━━━━━ Data supplied ━━━━━

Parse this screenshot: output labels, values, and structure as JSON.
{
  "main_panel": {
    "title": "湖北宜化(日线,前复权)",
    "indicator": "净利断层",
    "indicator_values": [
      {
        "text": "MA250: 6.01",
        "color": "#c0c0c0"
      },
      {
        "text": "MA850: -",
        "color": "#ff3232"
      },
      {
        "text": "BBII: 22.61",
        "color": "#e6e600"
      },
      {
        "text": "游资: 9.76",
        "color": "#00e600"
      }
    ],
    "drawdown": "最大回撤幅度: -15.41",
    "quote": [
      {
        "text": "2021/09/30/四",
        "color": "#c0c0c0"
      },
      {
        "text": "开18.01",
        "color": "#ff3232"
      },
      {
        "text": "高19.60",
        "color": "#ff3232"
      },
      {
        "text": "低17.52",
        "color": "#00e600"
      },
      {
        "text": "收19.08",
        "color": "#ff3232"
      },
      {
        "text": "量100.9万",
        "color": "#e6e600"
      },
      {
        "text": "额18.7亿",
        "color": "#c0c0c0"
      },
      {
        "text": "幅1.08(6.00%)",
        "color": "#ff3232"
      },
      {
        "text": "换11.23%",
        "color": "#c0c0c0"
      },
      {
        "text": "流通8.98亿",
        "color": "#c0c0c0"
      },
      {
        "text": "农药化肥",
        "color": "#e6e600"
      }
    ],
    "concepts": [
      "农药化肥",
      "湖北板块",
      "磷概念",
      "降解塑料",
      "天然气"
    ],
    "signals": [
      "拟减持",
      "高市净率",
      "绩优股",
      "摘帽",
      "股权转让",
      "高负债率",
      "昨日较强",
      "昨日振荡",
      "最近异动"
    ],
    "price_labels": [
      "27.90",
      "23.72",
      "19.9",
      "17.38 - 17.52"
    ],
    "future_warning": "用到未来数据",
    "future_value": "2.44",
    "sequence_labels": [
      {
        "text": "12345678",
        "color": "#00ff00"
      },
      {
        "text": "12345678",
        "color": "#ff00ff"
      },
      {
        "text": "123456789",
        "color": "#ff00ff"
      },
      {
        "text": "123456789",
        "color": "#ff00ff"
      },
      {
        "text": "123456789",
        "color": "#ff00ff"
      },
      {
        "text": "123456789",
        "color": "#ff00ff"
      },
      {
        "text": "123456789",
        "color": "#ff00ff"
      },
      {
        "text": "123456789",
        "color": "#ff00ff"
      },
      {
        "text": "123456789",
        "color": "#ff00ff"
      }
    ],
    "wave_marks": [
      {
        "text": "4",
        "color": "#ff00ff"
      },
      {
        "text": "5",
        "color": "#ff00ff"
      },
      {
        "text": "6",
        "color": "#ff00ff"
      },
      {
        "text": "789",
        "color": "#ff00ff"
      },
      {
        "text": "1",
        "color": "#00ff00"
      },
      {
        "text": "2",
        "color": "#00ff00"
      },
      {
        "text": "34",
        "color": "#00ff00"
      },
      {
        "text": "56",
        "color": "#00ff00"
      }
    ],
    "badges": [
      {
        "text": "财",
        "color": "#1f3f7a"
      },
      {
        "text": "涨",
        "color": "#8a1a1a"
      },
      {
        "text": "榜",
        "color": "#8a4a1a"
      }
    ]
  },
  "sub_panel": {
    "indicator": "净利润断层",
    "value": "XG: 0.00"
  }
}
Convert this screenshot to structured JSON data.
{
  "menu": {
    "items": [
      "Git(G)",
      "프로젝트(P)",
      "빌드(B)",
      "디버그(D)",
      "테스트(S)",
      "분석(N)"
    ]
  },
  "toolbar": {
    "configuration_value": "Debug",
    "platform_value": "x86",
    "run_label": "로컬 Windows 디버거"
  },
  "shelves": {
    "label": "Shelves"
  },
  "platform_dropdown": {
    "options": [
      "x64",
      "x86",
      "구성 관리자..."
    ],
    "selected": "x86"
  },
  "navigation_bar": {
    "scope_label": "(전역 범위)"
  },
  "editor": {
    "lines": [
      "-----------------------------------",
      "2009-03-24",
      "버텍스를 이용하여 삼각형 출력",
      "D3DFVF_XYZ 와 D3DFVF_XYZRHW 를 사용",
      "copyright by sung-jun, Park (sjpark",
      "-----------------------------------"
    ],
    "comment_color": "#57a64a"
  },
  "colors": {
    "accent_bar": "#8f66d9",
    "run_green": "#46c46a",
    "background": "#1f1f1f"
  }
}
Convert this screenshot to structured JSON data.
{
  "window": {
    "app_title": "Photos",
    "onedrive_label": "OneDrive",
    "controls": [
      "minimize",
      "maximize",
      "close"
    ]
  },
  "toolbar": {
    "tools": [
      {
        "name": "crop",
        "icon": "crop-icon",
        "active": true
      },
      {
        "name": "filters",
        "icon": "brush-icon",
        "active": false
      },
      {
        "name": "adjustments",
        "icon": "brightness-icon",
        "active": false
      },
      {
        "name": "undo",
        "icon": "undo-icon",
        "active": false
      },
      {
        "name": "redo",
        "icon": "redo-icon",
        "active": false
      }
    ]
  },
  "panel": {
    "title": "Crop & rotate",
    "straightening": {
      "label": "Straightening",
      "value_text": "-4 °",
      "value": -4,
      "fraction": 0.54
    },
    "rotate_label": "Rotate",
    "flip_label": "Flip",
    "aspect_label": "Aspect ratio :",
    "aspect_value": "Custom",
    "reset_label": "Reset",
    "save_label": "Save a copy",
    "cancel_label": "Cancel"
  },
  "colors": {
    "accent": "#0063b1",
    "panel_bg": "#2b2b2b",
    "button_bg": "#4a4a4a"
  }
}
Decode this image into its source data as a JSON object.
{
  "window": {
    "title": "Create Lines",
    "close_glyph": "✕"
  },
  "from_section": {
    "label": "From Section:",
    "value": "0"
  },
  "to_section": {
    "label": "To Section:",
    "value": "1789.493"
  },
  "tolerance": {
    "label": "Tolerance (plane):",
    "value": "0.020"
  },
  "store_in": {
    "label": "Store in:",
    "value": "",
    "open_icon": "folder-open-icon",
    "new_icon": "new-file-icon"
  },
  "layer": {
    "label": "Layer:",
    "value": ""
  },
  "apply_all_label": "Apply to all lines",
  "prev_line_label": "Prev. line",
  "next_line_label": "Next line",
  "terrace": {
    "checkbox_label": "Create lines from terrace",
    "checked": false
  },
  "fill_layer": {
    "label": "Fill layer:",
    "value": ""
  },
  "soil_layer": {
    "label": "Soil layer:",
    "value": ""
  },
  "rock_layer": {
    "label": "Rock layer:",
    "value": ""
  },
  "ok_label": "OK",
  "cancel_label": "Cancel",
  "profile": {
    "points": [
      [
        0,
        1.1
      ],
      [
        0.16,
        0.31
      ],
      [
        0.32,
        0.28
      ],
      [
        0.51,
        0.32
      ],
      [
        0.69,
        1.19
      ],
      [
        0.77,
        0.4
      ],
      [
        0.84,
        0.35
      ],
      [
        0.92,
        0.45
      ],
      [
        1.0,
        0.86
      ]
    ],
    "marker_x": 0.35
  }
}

━━━━━

**What this task involves:**
Check each line of the records for the word "JSON" and extract those that contain it.

**Answer:**
Parse this screenshot: output labels, values, and structure as JSON.
Convert this screenshot to structured JSON data.
Convert this screenshot to structured JSON data.
Decode this image into its source data as a JSON object.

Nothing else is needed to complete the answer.